| DATA TO USE |
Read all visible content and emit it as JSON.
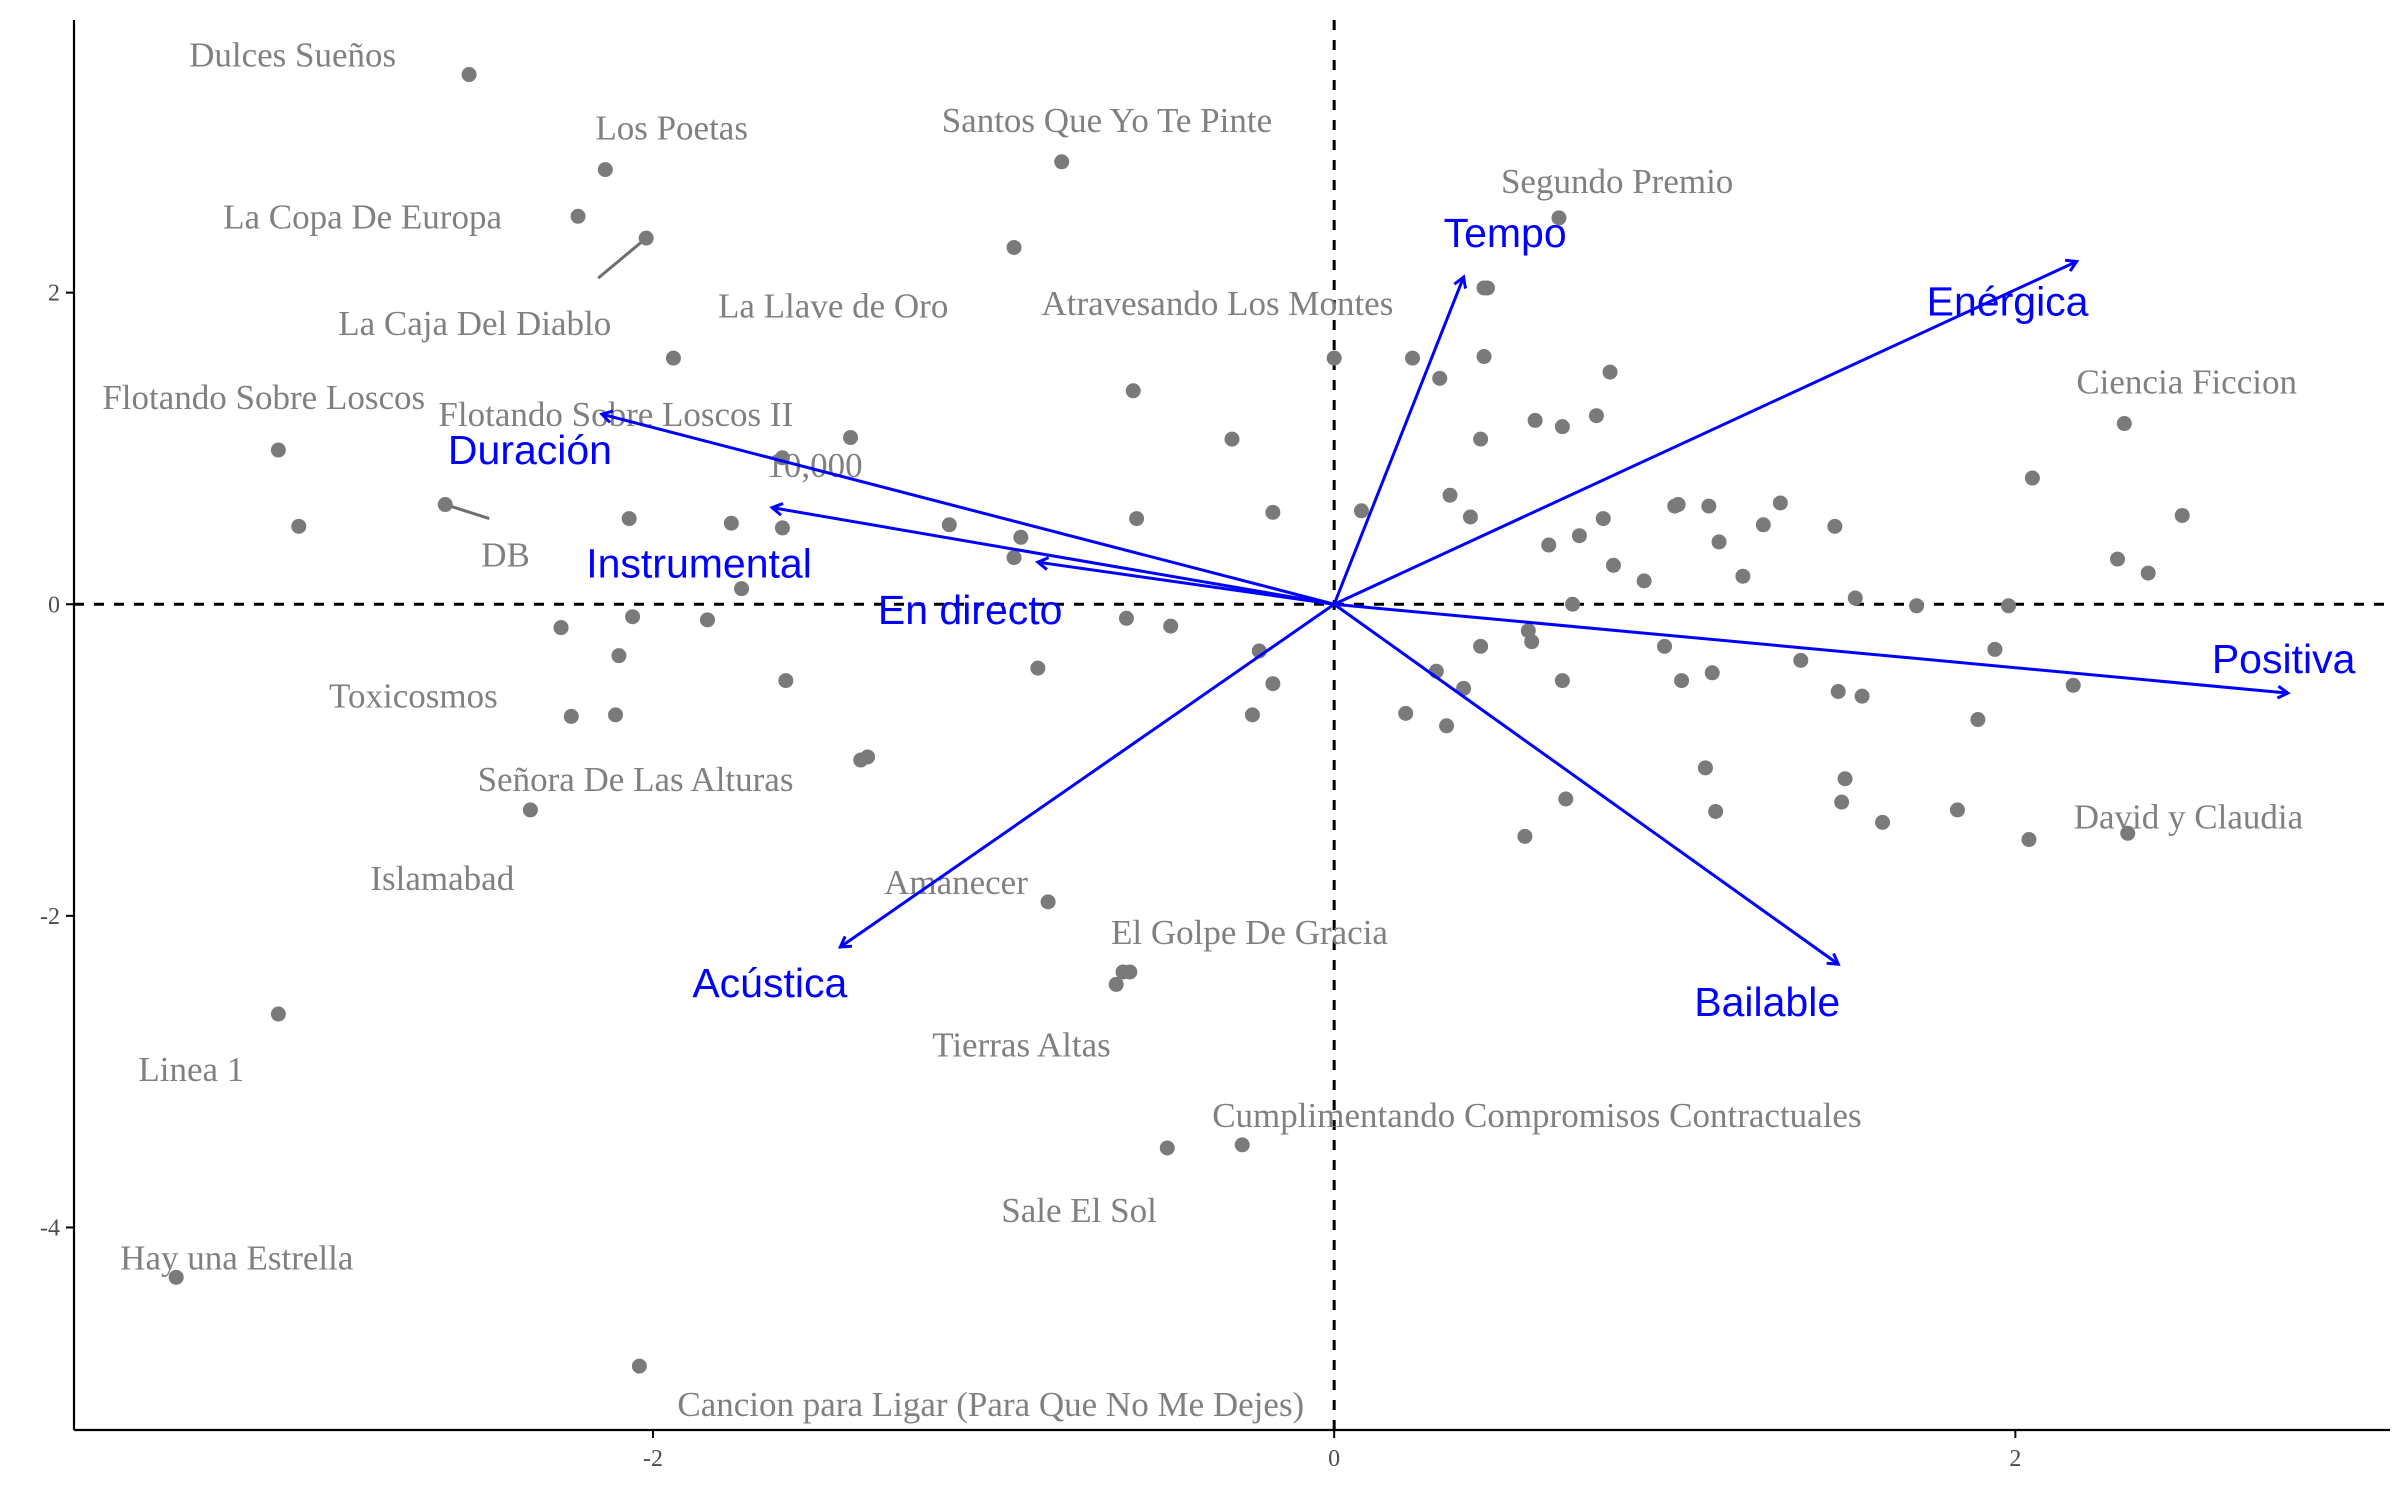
{
  "colors": {
    "points": "#7a7a7a",
    "labels": "#808080",
    "arrows": "#0000ff",
    "axis": "#000000"
  },
  "chart_data": {
    "type": "scatter",
    "title": "",
    "xlabel": "",
    "ylabel": "",
    "xlim": [
      -3.7,
      3.1
    ],
    "ylim": [
      -5.3,
      3.75
    ],
    "xticks": [
      -2,
      0,
      2
    ],
    "yticks": [
      -4,
      -2,
      0,
      2
    ],
    "grid": false,
    "reference_lines": {
      "x": 0,
      "y": 0,
      "style": "dashed"
    },
    "labeled_points": [
      {
        "label": "Dulces Sueños",
        "x": -2.54,
        "y": 3.4
      },
      {
        "label": "Los Poetas",
        "x": -2.14,
        "y": 2.79
      },
      {
        "label": "La Copa De Europa",
        "x": -2.22,
        "y": 2.49
      },
      {
        "label": "La Caja Del Diablo",
        "x": -2.02,
        "y": 2.35
      },
      {
        "label": "Santos Que Yo Te Pinte",
        "x": -0.8,
        "y": 2.84
      },
      {
        "label": "Segundo Premio",
        "x": 0.66,
        "y": 2.48
      },
      {
        "label": "La Llave de Oro",
        "x": -0.94,
        "y": 2.29
      },
      {
        "label": "Atravesando Los Montes",
        "x": 0.45,
        "y": 2.03
      },
      {
        "label": "Flotando Sobre Loscos",
        "x": -3.1,
        "y": 0.99
      },
      {
        "label": "Flotando Sobre Loscos II",
        "x": -1.94,
        "y": 1.58
      },
      {
        "label": "Ciencia Ficcion",
        "x": 2.32,
        "y": 1.16
      },
      {
        "label": "10,000",
        "x": -1.62,
        "y": 0.94
      },
      {
        "label": "DB",
        "x": -2.61,
        "y": 0.64
      },
      {
        "label": "Toxicosmos",
        "x": -2.27,
        "y": -0.15
      },
      {
        "label": "Señora De Las Alturas",
        "x": -1.37,
        "y": -0.98
      },
      {
        "label": "Islamabad",
        "x": -2.36,
        "y": -1.32
      },
      {
        "label": "David y Claudia",
        "x": 2.33,
        "y": -1.47
      },
      {
        "label": "Amanecer",
        "x": -0.84,
        "y": -1.91
      },
      {
        "label": "El Golpe De Gracia",
        "x": -0.62,
        "y": -2.36
      },
      {
        "label": "Tierras Altas",
        "x": -0.64,
        "y": -2.44
      },
      {
        "label": "Linea 1",
        "x": -3.1,
        "y": -2.63
      },
      {
        "label": "Cumplimentando Compromisos Contractuales",
        "x": -0.27,
        "y": -3.47
      },
      {
        "label": "Sale El Sol",
        "x": -0.49,
        "y": -3.49
      },
      {
        "label": "Hay una Estrella",
        "x": -3.4,
        "y": -4.32
      },
      {
        "label": "Cancion para Ligar (Para Que No Me Dejes)",
        "x": -2.04,
        "y": -4.89
      }
    ],
    "unlabeled_points": [
      [
        -3.04,
        0.5
      ],
      [
        -2.07,
        0.55
      ],
      [
        -1.77,
        0.52
      ],
      [
        -1.62,
        0.49
      ],
      [
        -1.42,
        1.07
      ],
      [
        -1.13,
        0.51
      ],
      [
        -0.92,
        0.43
      ],
      [
        -0.94,
        0.3
      ],
      [
        -1.74,
        0.1
      ],
      [
        -2.06,
        -0.08
      ],
      [
        -1.84,
        -0.1
      ],
      [
        -2.27,
        -0.15
      ],
      [
        -2.1,
        -0.33
      ],
      [
        -2.24,
        -0.72
      ],
      [
        -2.11,
        -0.71
      ],
      [
        -1.61,
        -0.49
      ],
      [
        -1.39,
        -1.0
      ],
      [
        -0.87,
        -0.41
      ],
      [
        -0.59,
        1.37
      ],
      [
        -0.58,
        0.55
      ],
      [
        -0.61,
        -0.09
      ],
      [
        -0.48,
        -0.14
      ],
      [
        -0.3,
        1.06
      ],
      [
        -0.18,
        0.59
      ],
      [
        -0.22,
        -0.3
      ],
      [
        -0.18,
        -0.51
      ],
      [
        -0.24,
        -0.71
      ],
      [
        -0.6,
        -2.36
      ],
      [
        0.0,
        1.58
      ],
      [
        0.08,
        0.6
      ],
      [
        0.23,
        1.58
      ],
      [
        0.31,
        1.45
      ],
      [
        0.44,
        2.03
      ],
      [
        0.44,
        1.59
      ],
      [
        0.43,
        1.06
      ],
      [
        0.34,
        0.7
      ],
      [
        0.4,
        0.56
      ],
      [
        0.3,
        -0.43
      ],
      [
        0.38,
        -0.54
      ],
      [
        0.21,
        -0.7
      ],
      [
        0.33,
        -0.78
      ],
      [
        0.43,
        -0.27
      ],
      [
        0.59,
        1.18
      ],
      [
        0.67,
        1.14
      ],
      [
        0.81,
        1.49
      ],
      [
        0.77,
        1.21
      ],
      [
        0.63,
        0.38
      ],
      [
        0.72,
        0.44
      ],
      [
        0.79,
        0.55
      ],
      [
        0.82,
        0.25
      ],
      [
        0.91,
        0.15
      ],
      [
        0.7,
        0.0
      ],
      [
        0.57,
        -0.17
      ],
      [
        0.58,
        -0.24
      ],
      [
        0.67,
        -0.49
      ],
      [
        0.56,
        -1.49
      ],
      [
        0.68,
        -1.25
      ],
      [
        1.0,
        0.63
      ],
      [
        1.01,
        0.64
      ],
      [
        1.1,
        0.63
      ],
      [
        1.13,
        0.4
      ],
      [
        1.2,
        0.18
      ],
      [
        1.26,
        0.51
      ],
      [
        1.31,
        0.65
      ],
      [
        1.47,
        0.5
      ],
      [
        1.53,
        0.04
      ],
      [
        0.97,
        -0.27
      ],
      [
        1.02,
        -0.49
      ],
      [
        1.09,
        -1.05
      ],
      [
        1.12,
        -1.33
      ],
      [
        1.11,
        -0.44
      ],
      [
        1.37,
        -0.36
      ],
      [
        1.48,
        -0.56
      ],
      [
        1.5,
        -1.12
      ],
      [
        1.49,
        -1.27
      ],
      [
        1.55,
        -0.59
      ],
      [
        1.61,
        -1.4
      ],
      [
        1.71,
        -0.01
      ],
      [
        1.83,
        -1.32
      ],
      [
        1.89,
        -0.74
      ],
      [
        1.94,
        -0.29
      ],
      [
        1.98,
        -0.01
      ],
      [
        2.05,
        0.81
      ],
      [
        2.04,
        -1.51
      ],
      [
        2.17,
        -0.52
      ],
      [
        2.3,
        0.29
      ],
      [
        2.39,
        0.2
      ],
      [
        2.49,
        0.57
      ]
    ],
    "loadings": [
      {
        "name": "Tempo",
        "x": 0.38,
        "y": 2.1
      },
      {
        "name": "Enérgica",
        "x": 2.18,
        "y": 2.2
      },
      {
        "name": "Duración",
        "x": -2.15,
        "y": 1.22
      },
      {
        "name": "Instrumental",
        "x": -1.65,
        "y": 0.62
      },
      {
        "name": "En directo",
        "x": -0.87,
        "y": 0.27
      },
      {
        "name": "Positiva",
        "x": 2.8,
        "y": -0.57
      },
      {
        "name": "Acústica",
        "x": -1.45,
        "y": -2.2
      },
      {
        "name": "Bailable",
        "x": 1.48,
        "y": -2.31
      }
    ]
  }
}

| EXERCISE AIM |
Omit the images and transcribe all of the records above word for word.

| REPLY |
Read all visible content and emit it as JSON.
{
  "colors": {
    "points": "#7a7a7a",
    "labels": "#808080",
    "arrows": "#0000ff",
    "axis": "#000000"
  },
  "chart_data": {
    "type": "scatter",
    "title": "",
    "xlabel": "",
    "ylabel": "",
    "xlim": [
      -3.7,
      3.1
    ],
    "ylim": [
      -5.3,
      3.75
    ],
    "xticks": [
      -2,
      0,
      2
    ],
    "yticks": [
      -4,
      -2,
      0,
      2
    ],
    "grid": false,
    "reference_lines": {
      "x": 0,
      "y": 0,
      "style": "dashed"
    },
    "labeled_points": [
      {
        "label": "Dulces Sueños",
        "x": -2.54,
        "y": 3.4
      },
      {
        "label": "Los Poetas",
        "x": -2.14,
        "y": 2.79
      },
      {
        "label": "La Copa De Europa",
        "x": -2.22,
        "y": 2.49
      },
      {
        "label": "La Caja Del Diablo",
        "x": -2.02,
        "y": 2.35
      },
      {
        "label": "Santos Que Yo Te Pinte",
        "x": -0.8,
        "y": 2.84
      },
      {
        "label": "Segundo Premio",
        "x": 0.66,
        "y": 2.48
      },
      {
        "label": "La Llave de Oro",
        "x": -0.94,
        "y": 2.29
      },
      {
        "label": "Atravesando Los Montes",
        "x": 0.45,
        "y": 2.03
      },
      {
        "label": "Flotando Sobre Loscos",
        "x": -3.1,
        "y": 0.99
      },
      {
        "label": "Flotando Sobre Loscos II",
        "x": -1.94,
        "y": 1.58
      },
      {
        "label": "Ciencia Ficcion",
        "x": 2.32,
        "y": 1.16
      },
      {
        "label": "10,000",
        "x": -1.62,
        "y": 0.94
      },
      {
        "label": "DB",
        "x": -2.61,
        "y": 0.64
      },
      {
        "label": "Toxicosmos",
        "x": -2.27,
        "y": -0.15
      },
      {
        "label": "Señora De Las Alturas",
        "x": -1.37,
        "y": -0.98
      },
      {
        "label": "Islamabad",
        "x": -2.36,
        "y": -1.32
      },
      {
        "label": "David y Claudia",
        "x": 2.33,
        "y": -1.47
      },
      {
        "label": "Amanecer",
        "x": -0.84,
        "y": -1.91
      },
      {
        "label": "El Golpe De Gracia",
        "x": -0.62,
        "y": -2.36
      },
      {
        "label": "Tierras Altas",
        "x": -0.64,
        "y": -2.44
      },
      {
        "label": "Linea 1",
        "x": -3.1,
        "y": -2.63
      },
      {
        "label": "Cumplimentando Compromisos Contractuales",
        "x": -0.27,
        "y": -3.47
      },
      {
        "label": "Sale El Sol",
        "x": -0.49,
        "y": -3.49
      },
      {
        "label": "Hay una Estrella",
        "x": -3.4,
        "y": -4.32
      },
      {
        "label": "Cancion para Ligar (Para Que No Me Dejes)",
        "x": -2.04,
        "y": -4.89
      }
    ],
    "unlabeled_points": [
      [
        -3.04,
        0.5
      ],
      [
        -2.07,
        0.55
      ],
      [
        -1.77,
        0.52
      ],
      [
        -1.62,
        0.49
      ],
      [
        -1.42,
        1.07
      ],
      [
        -1.13,
        0.51
      ],
      [
        -0.92,
        0.43
      ],
      [
        -0.94,
        0.3
      ],
      [
        -1.74,
        0.1
      ],
      [
        -2.06,
        -0.08
      ],
      [
        -1.84,
        -0.1
      ],
      [
        -2.27,
        -0.15
      ],
      [
        -2.1,
        -0.33
      ],
      [
        -2.24,
        -0.72
      ],
      [
        -2.11,
        -0.71
      ],
      [
        -1.61,
        -0.49
      ],
      [
        -1.39,
        -1.0
      ],
      [
        -0.87,
        -0.41
      ],
      [
        -0.59,
        1.37
      ],
      [
        -0.58,
        0.55
      ],
      [
        -0.61,
        -0.09
      ],
      [
        -0.48,
        -0.14
      ],
      [
        -0.3,
        1.06
      ],
      [
        -0.18,
        0.59
      ],
      [
        -0.22,
        -0.3
      ],
      [
        -0.18,
        -0.51
      ],
      [
        -0.24,
        -0.71
      ],
      [
        -0.6,
        -2.36
      ],
      [
        0.0,
        1.58
      ],
      [
        0.08,
        0.6
      ],
      [
        0.23,
        1.58
      ],
      [
        0.31,
        1.45
      ],
      [
        0.44,
        2.03
      ],
      [
        0.44,
        1.59
      ],
      [
        0.43,
        1.06
      ],
      [
        0.34,
        0.7
      ],
      [
        0.4,
        0.56
      ],
      [
        0.3,
        -0.43
      ],
      [
        0.38,
        -0.54
      ],
      [
        0.21,
        -0.7
      ],
      [
        0.33,
        -0.78
      ],
      [
        0.43,
        -0.27
      ],
      [
        0.59,
        1.18
      ],
      [
        0.67,
        1.14
      ],
      [
        0.81,
        1.49
      ],
      [
        0.77,
        1.21
      ],
      [
        0.63,
        0.38
      ],
      [
        0.72,
        0.44
      ],
      [
        0.79,
        0.55
      ],
      [
        0.82,
        0.25
      ],
      [
        0.91,
        0.15
      ],
      [
        0.7,
        0.0
      ],
      [
        0.57,
        -0.17
      ],
      [
        0.58,
        -0.24
      ],
      [
        0.67,
        -0.49
      ],
      [
        0.56,
        -1.49
      ],
      [
        0.68,
        -1.25
      ],
      [
        1.0,
        0.63
      ],
      [
        1.01,
        0.64
      ],
      [
        1.1,
        0.63
      ],
      [
        1.13,
        0.4
      ],
      [
        1.2,
        0.18
      ],
      [
        1.26,
        0.51
      ],
      [
        1.31,
        0.65
      ],
      [
        1.47,
        0.5
      ],
      [
        1.53,
        0.04
      ],
      [
        0.97,
        -0.27
      ],
      [
        1.02,
        -0.49
      ],
      [
        1.09,
        -1.05
      ],
      [
        1.12,
        -1.33
      ],
      [
        1.11,
        -0.44
      ],
      [
        1.37,
        -0.36
      ],
      [
        1.48,
        -0.56
      ],
      [
        1.5,
        -1.12
      ],
      [
        1.49,
        -1.27
      ],
      [
        1.55,
        -0.59
      ],
      [
        1.61,
        -1.4
      ],
      [
        1.71,
        -0.01
      ],
      [
        1.83,
        -1.32
      ],
      [
        1.89,
        -0.74
      ],
      [
        1.94,
        -0.29
      ],
      [
        1.98,
        -0.01
      ],
      [
        2.05,
        0.81
      ],
      [
        2.04,
        -1.51
      ],
      [
        2.17,
        -0.52
      ],
      [
        2.3,
        0.29
      ],
      [
        2.39,
        0.2
      ],
      [
        2.49,
        0.57
      ]
    ],
    "loadings": [
      {
        "name": "Tempo",
        "x": 0.38,
        "y": 2.1
      },
      {
        "name": "Enérgica",
        "x": 2.18,
        "y": 2.2
      },
      {
        "name": "Duración",
        "x": -2.15,
        "y": 1.22
      },
      {
        "name": "Instrumental",
        "x": -1.65,
        "y": 0.62
      },
      {
        "name": "En directo",
        "x": -0.87,
        "y": 0.27
      },
      {
        "name": "Positiva",
        "x": 2.8,
        "y": -0.57
      },
      {
        "name": "Acústica",
        "x": -1.45,
        "y": -2.2
      },
      {
        "name": "Bailable",
        "x": 1.48,
        "y": -2.31
      }
    ]
  }
}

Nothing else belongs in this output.